Stored data
## START

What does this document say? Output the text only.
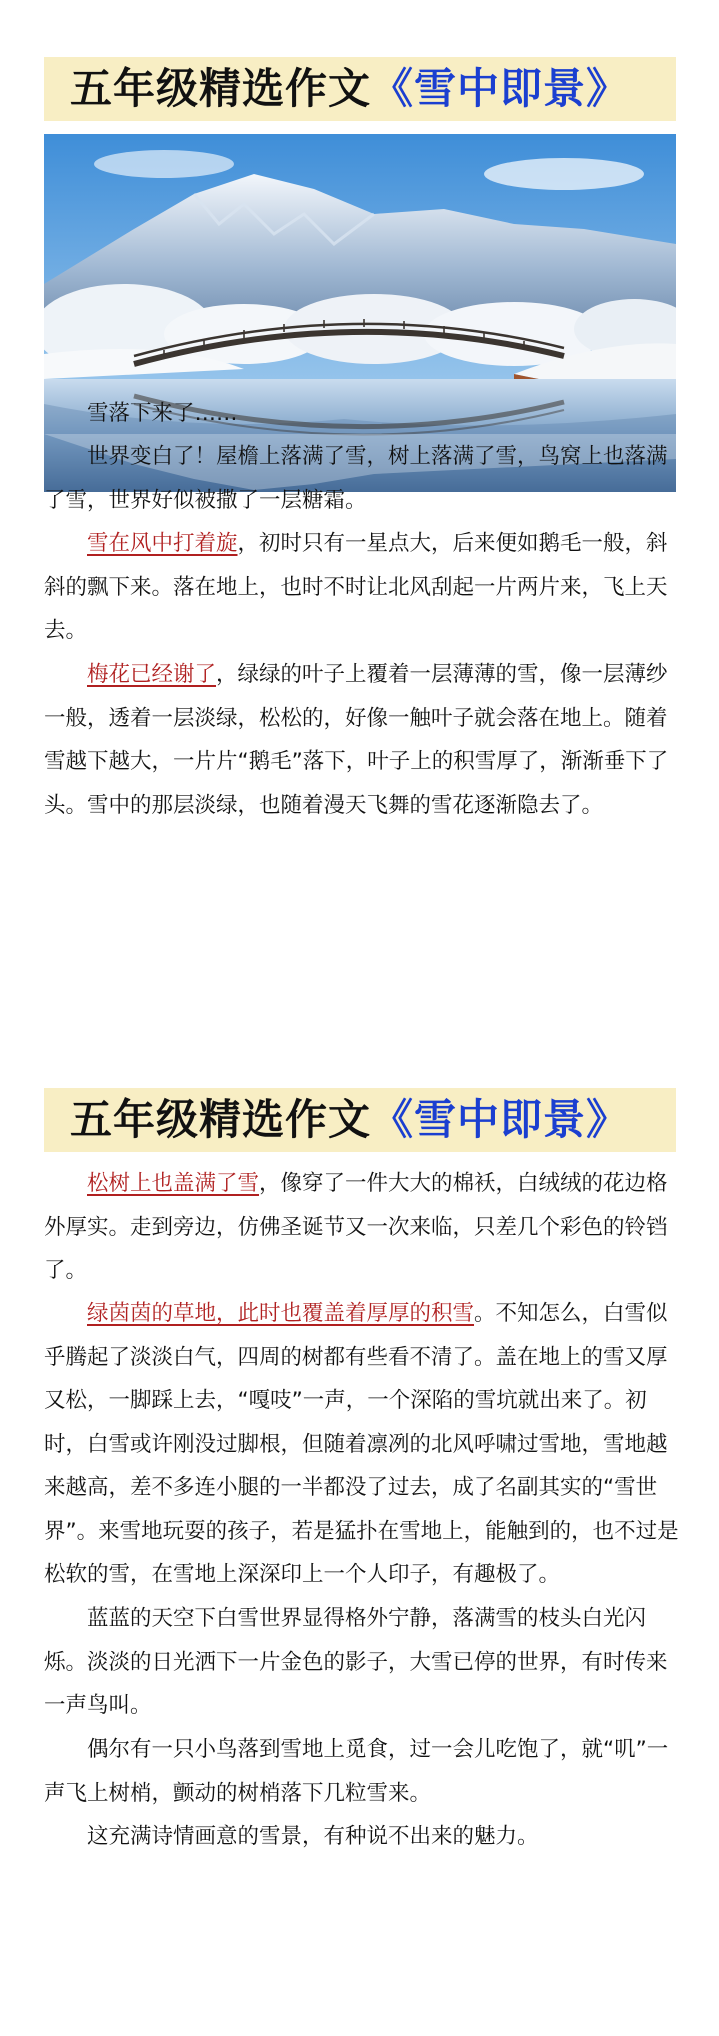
五年级精选作文《雪中即景》

雪落下来了……

世界变白了！屋檐上落满了雪，树上落满了雪，鸟窝上也落满了雪，世界好似被撒了一层糖霜。

雪在风中打着旋，初时只有一星点大，后来便如鹅毛一般，斜斜的飘下来。落在地上，也时不时让北风刮起一片两片来，飞上天去。

梅花已经谢了，绿绿的叶子上覆着一层薄薄的雪，像一层薄纱一般，透着一层淡绿，松松的，好像一触叶子就会落在地上。随着雪越下越大，一片片“鹅毛”落下，叶子上的积雪厚了，渐渐垂下了头。雪中的那层淡绿，也随着漫天飞舞的雪花逐渐隐去了。

五年级精选作文《雪中即景》

松树上也盖满了雪，像穿了一件大大的棉袄，白绒绒的花边格外厚实。走到旁边，仿佛圣诞节又一次来临，只差几个彩色的铃铛了。

绿茵茵的草地，此时也覆盖着厚厚的积雪。不知怎么，白雪似乎腾起了淡淡白气，四周的树都有些看不清了。盖在地上的雪又厚又松，一脚踩上去，“嘎吱”一声，一个深陷的雪坑就出来了。初时，白雪或许刚没过脚根，但随着凛冽的北风呼啸过雪地，雪地越来越高，差不多连小腿的一半都没了过去，成了名副其实的“雪世界”。来雪地玩耍的孩子，若是猛扑在雪地上，能触到的，也不过是松软的雪，在雪地上深深印上一个人印子，有趣极了。

蓝蓝的天空下白雪世界显得格外宁静，落满雪的枝头白光闪烁。淡淡的日光洒下一片金色的影子，大雪已停的世界，有时传来一声鸟叫。

偶尔有一只小鸟落到雪地上觅食，过一会儿吃饱了，就“叽”一声飞上树梢，颤动的树梢落下几粒雪来。

这充满诗情画意的雪景，有种说不出来的魅力。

## END

Given instruction> Generate a word-for-word copy of the preceding records, excluding all pictures.

Response to this task>
What does this document say? Output the text only.
五年级精选作文《雪中即景》

雪落下来了……

世界变白了！屋檐上落满了雪，树上落满了雪，鸟窝上也落满了雪，世界好似被撒了一层糖霜。

雪在风中打着旋，初时只有一星点大，后来便如鹅毛一般，斜斜的飘下来。落在地上，也时不时让北风刮起一片两片来，飞上天去。

梅花已经谢了，绿绿的叶子上覆着一层薄薄的雪，像一层薄纱一般，透着一层淡绿，松松的，好像一触叶子就会落在地上。随着雪越下越大，一片片“鹅毛”落下，叶子上的积雪厚了，渐渐垂下了头。雪中的那层淡绿，也随着漫天飞舞的雪花逐渐隐去了。

五年级精选作文《雪中即景》

松树上也盖满了雪，像穿了一件大大的棉袄，白绒绒的花边格外厚实。走到旁边，仿佛圣诞节又一次来临，只差几个彩色的铃铛了。

绿茵茵的草地，此时也覆盖着厚厚的积雪。不知怎么，白雪似乎腾起了淡淡白气，四周的树都有些看不清了。盖在地上的雪又厚又松，一脚踩上去，“嘎吱”一声，一个深陷的雪坑就出来了。初时，白雪或许刚没过脚根，但随着凛冽的北风呼啸过雪地，雪地越来越高，差不多连小腿的一半都没了过去，成了名副其实的“雪世界”。来雪地玩耍的孩子，若是猛扑在雪地上，能触到的，也不过是松软的雪，在雪地上深深印上一个人印子，有趣极了。

蓝蓝的天空下白雪世界显得格外宁静，落满雪的枝头白光闪烁。淡淡的日光洒下一片金色的影子，大雪已停的世界，有时传来一声鸟叫。

偶尔有一只小鸟落到雪地上觅食，过一会儿吃饱了，就“叽”一声飞上树梢，颤动的树梢落下几粒雪来。

这充满诗情画意的雪景，有种说不出来的魅力。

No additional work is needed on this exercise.